**Stored dataset items**
=-=-=-=-=

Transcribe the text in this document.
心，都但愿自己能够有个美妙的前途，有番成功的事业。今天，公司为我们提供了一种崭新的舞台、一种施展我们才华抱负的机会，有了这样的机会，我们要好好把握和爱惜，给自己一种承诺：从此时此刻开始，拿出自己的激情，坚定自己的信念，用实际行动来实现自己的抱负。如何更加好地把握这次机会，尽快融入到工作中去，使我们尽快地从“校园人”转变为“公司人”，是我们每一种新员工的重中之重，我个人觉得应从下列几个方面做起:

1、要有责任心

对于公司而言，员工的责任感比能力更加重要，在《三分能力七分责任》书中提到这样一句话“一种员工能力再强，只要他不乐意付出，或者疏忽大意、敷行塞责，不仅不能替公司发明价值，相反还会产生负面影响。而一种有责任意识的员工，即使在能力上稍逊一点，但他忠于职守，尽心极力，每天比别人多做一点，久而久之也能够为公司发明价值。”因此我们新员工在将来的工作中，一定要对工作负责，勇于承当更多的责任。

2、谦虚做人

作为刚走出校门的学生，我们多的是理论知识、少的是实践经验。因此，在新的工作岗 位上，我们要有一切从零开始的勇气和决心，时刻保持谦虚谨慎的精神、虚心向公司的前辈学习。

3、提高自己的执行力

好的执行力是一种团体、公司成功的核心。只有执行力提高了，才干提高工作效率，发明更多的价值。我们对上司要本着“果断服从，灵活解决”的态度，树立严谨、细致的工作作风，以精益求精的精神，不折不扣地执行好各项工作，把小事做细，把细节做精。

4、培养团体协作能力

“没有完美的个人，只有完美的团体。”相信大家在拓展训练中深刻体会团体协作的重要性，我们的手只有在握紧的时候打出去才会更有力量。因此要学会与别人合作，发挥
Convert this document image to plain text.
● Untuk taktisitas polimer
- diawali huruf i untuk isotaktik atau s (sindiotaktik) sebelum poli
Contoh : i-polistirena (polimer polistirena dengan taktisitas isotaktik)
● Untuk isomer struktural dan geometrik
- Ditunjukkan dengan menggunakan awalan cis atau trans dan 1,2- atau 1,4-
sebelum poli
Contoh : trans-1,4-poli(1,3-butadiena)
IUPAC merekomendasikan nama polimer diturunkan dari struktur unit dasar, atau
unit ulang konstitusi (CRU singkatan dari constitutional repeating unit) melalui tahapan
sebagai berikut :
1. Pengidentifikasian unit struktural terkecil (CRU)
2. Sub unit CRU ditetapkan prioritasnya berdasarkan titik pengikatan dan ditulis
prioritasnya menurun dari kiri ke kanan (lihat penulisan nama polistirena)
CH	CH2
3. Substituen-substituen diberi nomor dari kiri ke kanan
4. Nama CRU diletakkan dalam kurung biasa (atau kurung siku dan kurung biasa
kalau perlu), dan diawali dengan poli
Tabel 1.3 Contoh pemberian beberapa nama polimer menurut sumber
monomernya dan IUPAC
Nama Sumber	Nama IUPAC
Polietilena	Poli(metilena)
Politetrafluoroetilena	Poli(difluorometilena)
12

=-=-=-=-=

**EXERCISE DESCRIPTION**
Gather all lines from the listing above in which "dari" occurs.

**SOLVED EXERCISE**
IUPAC merekomendasikan nama polimer diturunkan dari struktur unit dasar, atau
unit ulang konstitusi (CRU singkatan dari constitutional repeating unit) melalui tahapan
prioritasnya menurun dari kiri ke kanan (lihat penulisan nama polistirena)
3. Substituen-substituen diberi nomor dari kiri ke kanan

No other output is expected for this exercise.